## [What you will do]
In the forum question below on the limit of n to the power 1/n, set down word for word the part that opens with the words containing "Given $\epsilon>0$ there" and closes with "tried the following.".

Limit by $\epsilon-N$ method

Question

Question is to prove that $\lim_{n\rightarrow \infty}n^{\frac{1}{n}}=1$.

This question is discussed in this site so many times and in all of the answers i have seen they have not considered the basic definition case :

Given $\epsilon>0$ there exists $N\in\mathbb{N}$ such that $\left|n^{\frac{1}{n}}-1\right|<\epsilon$ for all $n\geq N$.

We want to see if $(1+\epsilon)^n>n$ I have tried the following.

Let $\epsilon\geq 1$ then $(1+\epsilon)^n=1+n\epsilon+*\epsilon^2+\cdots+\epsilon^n>1+1+\cdots+1=n$.

Rows from a layout dataset
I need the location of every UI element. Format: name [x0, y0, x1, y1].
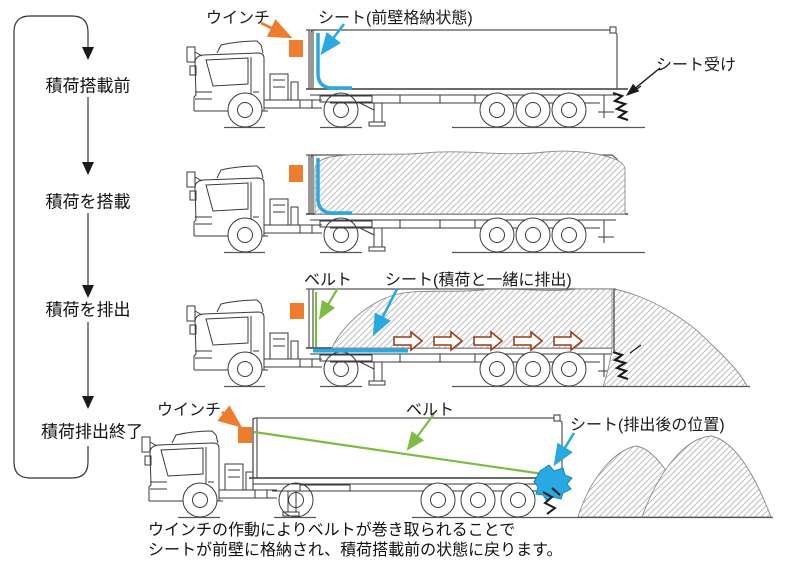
cargo-pile-behind	[602, 288, 748, 387]
cargo-load	[314, 150, 626, 215]
sheet-receiver-1	[611, 84, 643, 122]
belt-label-3: ベルト	[304, 272, 353, 289]
sheet-pointer-arrow-3	[372, 288, 399, 337]
belt-line	[253, 430, 544, 476]
sheet-after-label: シート(排出後の位置)	[570, 417, 725, 434]
winch-box-1	[289, 40, 303, 57]
caption-line-2: シートが前壁に格納され、積荷搭載前の状態に戻ります。	[148, 542, 563, 559]
winch-box-2	[289, 165, 303, 182]
belt-label-4: ベルト	[406, 402, 455, 419]
sheet-receiver-4	[542, 487, 561, 515]
winch-box-4	[238, 427, 252, 443]
receiver-pointer-arrow	[625, 67, 661, 96]
sheet-receiver-label: シート受け	[656, 57, 737, 74]
winch-label-4: ウインチ	[157, 402, 222, 419]
sheet-stowed-label: シート(前壁格納状態)	[318, 10, 473, 27]
sheet-stowed-front-wall	[316, 33, 352, 90]
discharged-pile-2	[641, 435, 772, 518]
winch-pointer-arrow-1	[260, 19, 293, 39]
sheet-bundle-rear	[533, 464, 573, 502]
flow-stage-1-label: 積荷搭載前	[45, 76, 131, 96]
caption: ウインチの作動によりベルトが巻き取られることで シートが前壁に格納され、積荷搭載…	[148, 521, 563, 561]
sheet-discharge-label: シート(積荷と一緒に排出)	[385, 272, 572, 289]
trailer-box-4	[252, 414, 563, 478]
discharge-direction-arrows	[393, 330, 584, 352]
truck-stage-4-finished	[141, 405, 773, 519]
truck-stage-2-loaded	[186, 150, 645, 254]
flow-stage-4-label: 積荷排出終了	[41, 422, 143, 442]
truck-stage-3-discharging	[186, 287, 750, 388]
flow-stage-3-label: 積荷を排出	[45, 300, 131, 320]
truck-stage-1-before-loading	[186, 19, 661, 129]
flowchart-loop	[13, 15, 94, 479]
flow-stage-2-label: 積荷を搭載	[45, 192, 131, 212]
flow-arrowheads	[82, 47, 94, 409]
winch-label-1: ウインチ	[206, 10, 271, 27]
sheet-pointer-arrow-1	[320, 23, 346, 56]
cargo-on-trailer	[331, 288, 615, 349]
winch-box-3	[290, 303, 304, 319]
belt-pointer-arrow-3	[318, 287, 339, 320]
winch-pointer-arrow-4	[217, 405, 243, 428]
sheet-stowed-front-wall-2	[316, 158, 352, 215]
caption-line-1: ウインチの作動によりベルトが巻き取られることで	[148, 522, 516, 539]
belt-pointer-arrow-4	[406, 413, 435, 451]
sheet-pointer-arrow-4	[553, 432, 576, 467]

## [Answer below]
Given $\epsilon>0$ there exists $N\in\mathbb{N}$ such that $\left|n^{\frac{1}{n}}-1\right|<\epsilon$ for all $n\geq N$.

We want to see if $(1+\epsilon)^n>n$ I have tried the following.